# [Your goal]
Turn every line of the listing below into a numbered list, skipping any blank lines and leaving the pictures out.

# [Data supplied]
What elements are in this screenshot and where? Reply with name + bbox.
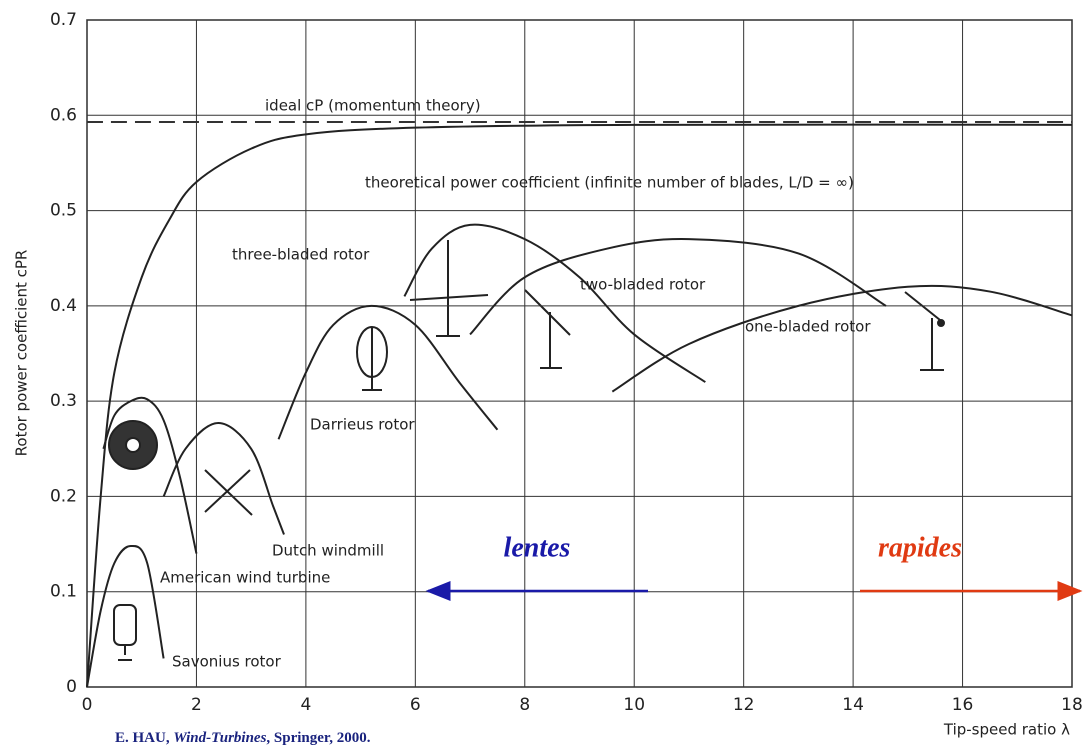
y-tick-label: 0.2 bbox=[50, 486, 77, 506]
curve-label: theoretical power coefficient (infinite … bbox=[365, 174, 854, 192]
y-tick-label: 0.7 bbox=[50, 10, 77, 30]
y-tick-label: 0.1 bbox=[50, 582, 77, 602]
plot-frame bbox=[87, 20, 1072, 687]
y-tick-label: 0.6 bbox=[50, 105, 77, 125]
curve bbox=[87, 125, 1072, 687]
two-blade-icon bbox=[525, 290, 570, 368]
one-blade-icon bbox=[905, 292, 944, 370]
curve-label: Savonius rotor bbox=[172, 653, 282, 671]
x-tick-label: 8 bbox=[519, 695, 530, 715]
curve bbox=[87, 546, 164, 687]
curve bbox=[103, 398, 196, 554]
savonius-icon bbox=[114, 605, 136, 660]
y-tick-label: 0.4 bbox=[50, 296, 77, 316]
x-axis-label: Tip-speed ratio λ bbox=[943, 721, 1070, 739]
x-tick-label: 6 bbox=[410, 695, 421, 715]
curve bbox=[612, 286, 1072, 392]
y-tick-label: 0 bbox=[66, 677, 77, 697]
x-tick-label: 14 bbox=[842, 695, 864, 715]
y-tick-label: 0.3 bbox=[50, 391, 77, 411]
multiblade-hub bbox=[126, 438, 140, 452]
curve-label: American wind turbine bbox=[160, 569, 330, 587]
curve-label: Darrieus rotor bbox=[310, 416, 415, 434]
x-tick-label: 4 bbox=[300, 695, 311, 715]
rotor-icons bbox=[109, 240, 944, 660]
curve bbox=[404, 225, 705, 382]
curve-label: two-bladed rotor bbox=[580, 276, 706, 294]
source-author: E. HAU, bbox=[115, 730, 170, 746]
three-blade-icon bbox=[410, 240, 488, 336]
y-tick-label: 0.5 bbox=[50, 201, 77, 221]
source-book: Wind-Turbines bbox=[173, 730, 266, 746]
x-tick-label: 10 bbox=[623, 695, 645, 715]
curve-label: three-bladed rotor bbox=[232, 246, 370, 264]
x-tick-label: 0 bbox=[82, 695, 93, 715]
x-tick-label: 18 bbox=[1061, 695, 1083, 715]
source-rest: , Springer, 2000. bbox=[266, 730, 370, 746]
x-tick-label: 2 bbox=[191, 695, 202, 715]
curve-label: one-bladed rotor bbox=[745, 318, 871, 336]
dutch-icon bbox=[205, 470, 252, 515]
source-note: E. HAU, Wind-Turbines, Springer, 2000. bbox=[115, 730, 371, 746]
curve-label: Dutch windmill bbox=[272, 542, 384, 560]
annotation: rapides bbox=[878, 532, 962, 563]
x-tick-label: 12 bbox=[733, 695, 755, 715]
curve-label: ideal cP (momentum theory) bbox=[265, 97, 481, 115]
curve bbox=[164, 423, 284, 534]
darrieus-icon bbox=[357, 327, 387, 390]
x-tick-label: 16 bbox=[952, 695, 974, 715]
annotation: lentes bbox=[504, 532, 571, 563]
y-axis-label: Rotor power coefficient cPR bbox=[13, 250, 31, 457]
chart: Rotor power coefficient cPR Tip-speed ra… bbox=[0, 0, 1084, 749]
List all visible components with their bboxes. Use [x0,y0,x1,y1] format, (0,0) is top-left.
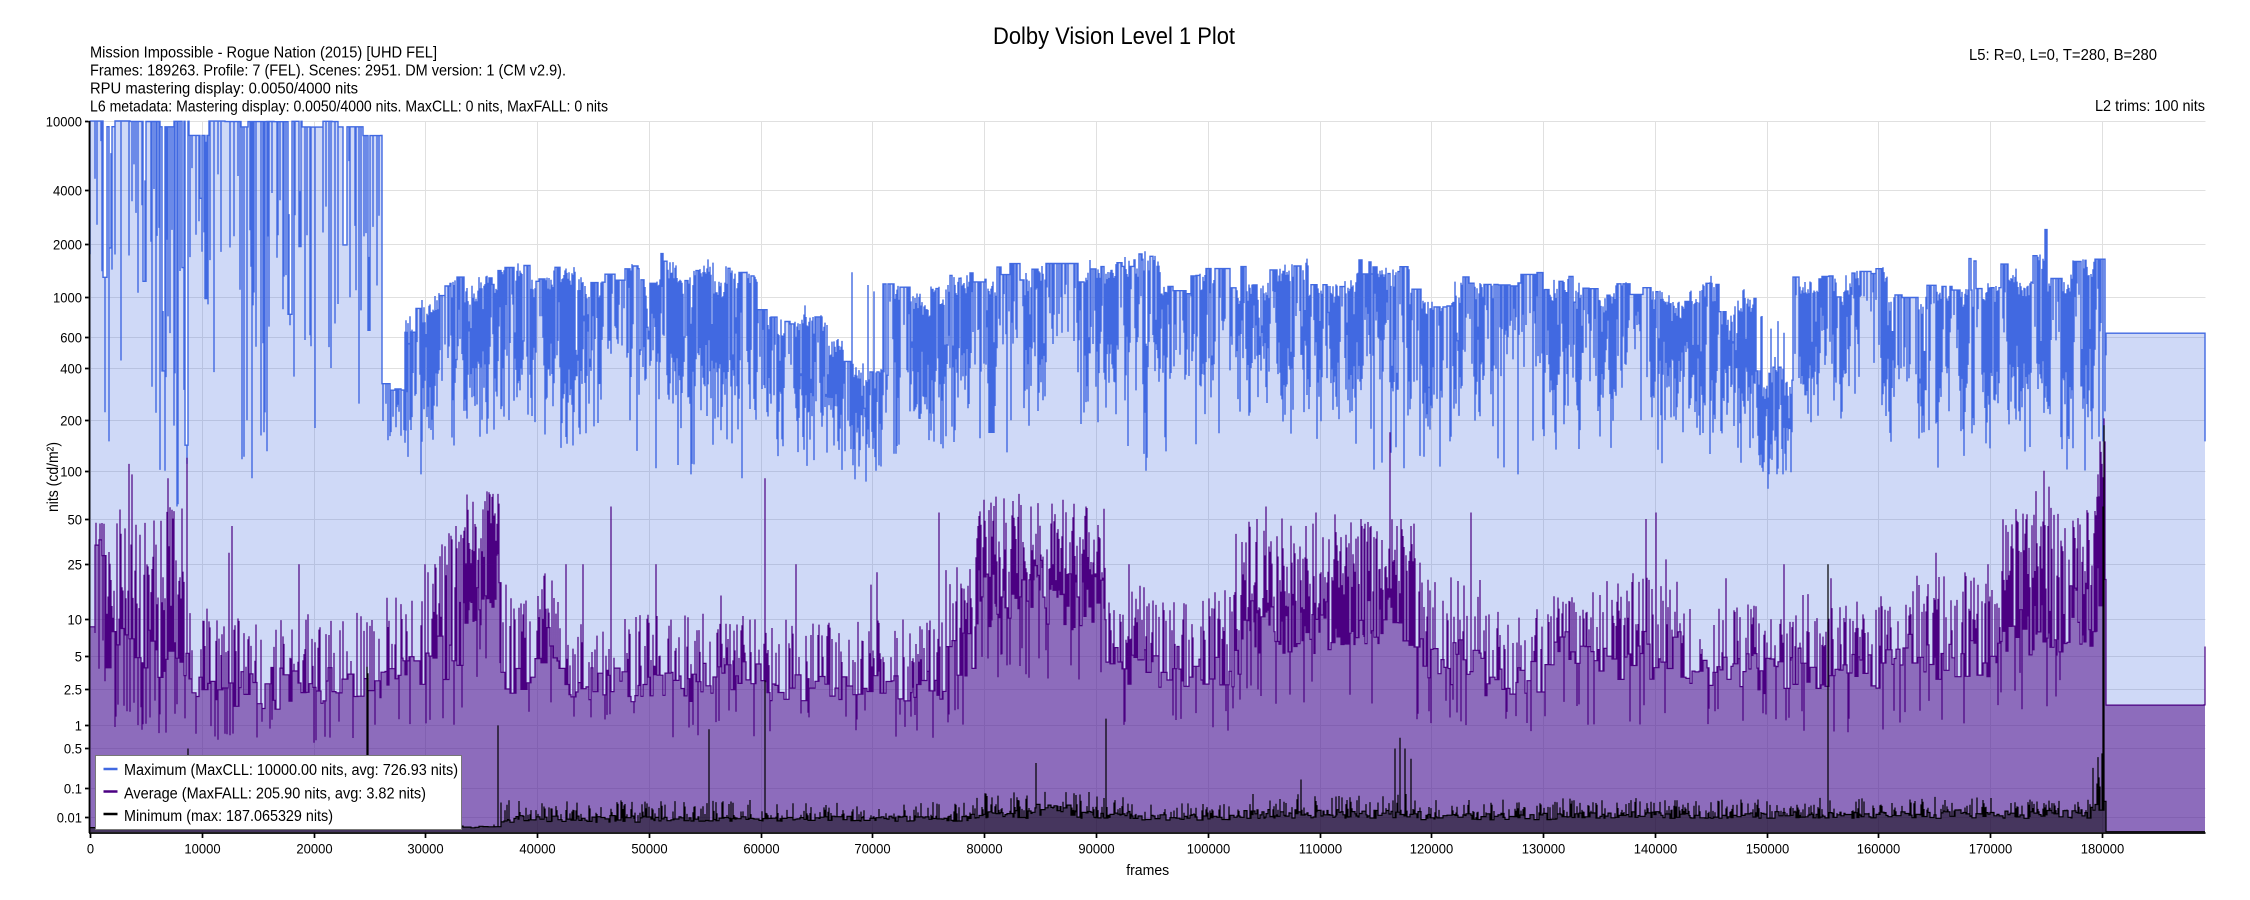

# [Full output]
1. What elements are in this screenshot and where? Reply with name + bbox.
2. y-tick-label: 0.2 bbox=[50, 486, 77, 506]
3. curve-label: theoretical power coefficient (infinite … bbox=[365, 174, 854, 192]
4. y-tick-label: 0.7 bbox=[50, 10, 77, 30]
5. y-tick-label: 0.1 bbox=[50, 582, 77, 602]
6. plot-frame bbox=[87, 20, 1072, 687]
7. y-tick-label: 0.6 bbox=[50, 105, 77, 125]
8. curve bbox=[87, 125, 1072, 687]
9. two-blade-icon bbox=[525, 290, 570, 368]
10. one-blade-icon bbox=[905, 292, 944, 370]
11. curve-label: Savonius rotor bbox=[172, 653, 282, 671]
12. x-tick-label: 8 bbox=[519, 695, 530, 715]
13. curve bbox=[87, 546, 164, 687]
14. curve bbox=[103, 398, 196, 554]
15. savonius-icon bbox=[114, 605, 136, 660]
16. y-tick-label: 0.4 bbox=[50, 296, 77, 316]
17. x-axis-label: Tip-speed ratio λ bbox=[943, 721, 1070, 739]
18. x-tick-label: 6 bbox=[410, 695, 421, 715]
19. curve bbox=[612, 286, 1072, 392]
20. y-tick-label: 0 bbox=[66, 677, 77, 697]
21. x-tick-label: 14 bbox=[842, 695, 864, 715]
22. y-tick-label: 0.3 bbox=[50, 391, 77, 411]
23. multiblade-hub bbox=[126, 438, 140, 452]
24. curve-label: American wind turbine bbox=[160, 569, 330, 587]
25. curve-label: Darrieus rotor bbox=[310, 416, 415, 434]
26. x-tick-label: 4 bbox=[300, 695, 311, 715]
27. rotor-icons bbox=[109, 240, 944, 660]
28. curve bbox=[404, 225, 705, 382]
29. curve-label: two-bladed rotor bbox=[580, 276, 706, 294]
30. source-author: E. HAU, bbox=[115, 730, 170, 746]
31. three-blade-icon bbox=[410, 240, 488, 336]
32. y-tick-label: 0.5 bbox=[50, 201, 77, 221]
33. source-book: Wind-Turbines bbox=[173, 730, 266, 746]
34. x-tick-label: 10 bbox=[623, 695, 645, 715]
35. curve-label: three-bladed rotor bbox=[232, 246, 370, 264]
36. x-tick-label: 0 bbox=[82, 695, 93, 715]
37. x-tick-label: 18 bbox=[1061, 695, 1083, 715]
38. source-rest: , Springer, 2000. bbox=[266, 730, 370, 746]
39. x-tick-label: 2 bbox=[191, 695, 202, 715]
40. curve-label: one-bladed rotor bbox=[745, 318, 871, 336]
41. dutch-icon bbox=[205, 470, 252, 515]
42. source-note: E. HAU, Wind-Turbines, Springer, 2000. bbox=[115, 730, 371, 746]
43. curve-label: Dutch windmill bbox=[272, 542, 384, 560]
44. annotation: rapides bbox=[878, 532, 962, 563]
45. x-tick-label: 12 bbox=[733, 695, 755, 715]
46. curve-label: ideal cP (momentum theory) bbox=[265, 97, 481, 115]
47. curve bbox=[164, 423, 284, 534]
48. darrieus-icon bbox=[357, 327, 387, 390]
49. x-tick-label: 16 bbox=[952, 695, 974, 715]
50. annotation: lentes bbox=[504, 532, 571, 563]
51. y-axis-label: Rotor power coefficient cPR bbox=[13, 250, 31, 457]
52. chart: Rotor power coefficient cPR Tip-speed ra… bbox=[0, 0, 1084, 749]
53. List all visible components with their bboxes. Use [x0,y0,x1,y1] format, (0,0) is top-left.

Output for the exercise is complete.